* **DATA TO PROCESS**:
══════════════════════════════
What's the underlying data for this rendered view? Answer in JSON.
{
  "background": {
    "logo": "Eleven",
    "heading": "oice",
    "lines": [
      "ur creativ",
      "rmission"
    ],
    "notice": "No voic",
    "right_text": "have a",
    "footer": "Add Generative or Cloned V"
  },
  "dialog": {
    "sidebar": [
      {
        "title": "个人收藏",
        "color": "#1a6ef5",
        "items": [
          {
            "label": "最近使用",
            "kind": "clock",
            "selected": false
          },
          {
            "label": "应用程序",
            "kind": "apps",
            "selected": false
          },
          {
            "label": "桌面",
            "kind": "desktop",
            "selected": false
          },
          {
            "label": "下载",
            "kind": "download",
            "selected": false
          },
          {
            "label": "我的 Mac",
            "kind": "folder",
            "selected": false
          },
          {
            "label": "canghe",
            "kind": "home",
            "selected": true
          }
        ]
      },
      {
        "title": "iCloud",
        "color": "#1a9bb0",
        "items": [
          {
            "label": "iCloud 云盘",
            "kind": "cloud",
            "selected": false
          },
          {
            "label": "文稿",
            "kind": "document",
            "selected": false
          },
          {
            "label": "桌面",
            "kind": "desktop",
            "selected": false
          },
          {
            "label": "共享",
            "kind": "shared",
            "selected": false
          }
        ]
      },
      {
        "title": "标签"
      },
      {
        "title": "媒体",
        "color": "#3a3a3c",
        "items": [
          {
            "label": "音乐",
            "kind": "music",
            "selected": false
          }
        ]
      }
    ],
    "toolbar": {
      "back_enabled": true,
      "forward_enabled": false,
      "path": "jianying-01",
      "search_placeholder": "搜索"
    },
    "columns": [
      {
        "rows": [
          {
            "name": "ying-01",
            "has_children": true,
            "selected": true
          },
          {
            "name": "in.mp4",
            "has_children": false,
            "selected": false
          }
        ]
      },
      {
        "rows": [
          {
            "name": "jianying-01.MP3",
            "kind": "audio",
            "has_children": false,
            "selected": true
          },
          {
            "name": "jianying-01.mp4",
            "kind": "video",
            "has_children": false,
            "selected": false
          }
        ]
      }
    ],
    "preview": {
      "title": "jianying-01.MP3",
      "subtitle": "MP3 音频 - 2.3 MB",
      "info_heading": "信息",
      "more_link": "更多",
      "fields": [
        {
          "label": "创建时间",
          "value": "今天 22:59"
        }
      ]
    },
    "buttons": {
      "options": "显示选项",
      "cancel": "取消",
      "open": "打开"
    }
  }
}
══════════════════════════════
Give an exact copy of all the data shown above.

What's the underlying data for this rendered view? Answer in JSON.
{
  "background": {
    "logo": "Eleven",
    "heading": "oice",
    "lines": [
      "ur creativ",
      "rmission"
    ],
    "notice": "No voic",
    "right_text": "have a",
    "footer": "Add Generative or Cloned V"
  },
  "dialog": {
    "sidebar": [
      {
        "title": "个人收藏",
        "color": "#1a6ef5",
        "items": [
          {
            "label": "最近使用",
            "kind": "clock",
            "selected": false
          },
          {
            "label": "应用程序",
            "kind": "apps",
            "selected": false
          },
          {
            "label": "桌面",
            "kind": "desktop",
            "selected": false
          },
          {
            "label": "下载",
            "kind": "download",
            "selected": false
          },
          {
            "label": "我的 Mac",
            "kind": "folder",
            "selected": false
          },
          {
            "label": "canghe",
            "kind": "home",
            "selected": true
          }
        ]
      },
      {
        "title": "iCloud",
        "color": "#1a9bb0",
        "items": [
          {
            "label": "iCloud 云盘",
            "kind": "cloud",
            "selected": false
          },
          {
            "label": "文稿",
            "kind": "document",
            "selected": false
          },
          {
            "label": "桌面",
            "kind": "desktop",
            "selected": false
          },
          {
            "label": "共享",
            "kind": "shared",
            "selected": false
          }
        ]
      },
      {
        "title": "标签"
      },
      {
        "title": "媒体",
        "color": "#3a3a3c",
        "items": [
          {
            "label": "音乐",
            "kind": "music",
            "selected": false
          }
        ]
      }
    ],
    "toolbar": {
      "back_enabled": true,
      "forward_enabled": false,
      "path": "jianying-01",
      "search_placeholder": "搜索"
    },
    "columns": [
      {
        "rows": [
          {
            "name": "ying-01",
            "has_children": true,
            "selected": true
          },
          {
            "name": "in.mp4",
            "has_children": false,
            "selected": false
          }
        ]
      },
      {
        "rows": [
          {
            "name": "jianying-01.MP3",
            "kind": "audio",
            "has_children": false,
            "selected": true
          },
          {
            "name": "jianying-01.mp4",
            "kind": "video",
            "has_children": false,
            "selected": false
          }
        ]
      }
    ],
    "preview": {
      "title": "jianying-01.MP3",
      "subtitle": "MP3 音频 - 2.3 MB",
      "info_heading": "信息",
      "more_link": "更多",
      "fields": [
        {
          "label": "创建时间",
          "value": "今天 22:59"
        }
      ]
    },
    "buttons": {
      "options": "显示选项",
      "cancel": "取消",
      "open": "打开"
    }
  }
}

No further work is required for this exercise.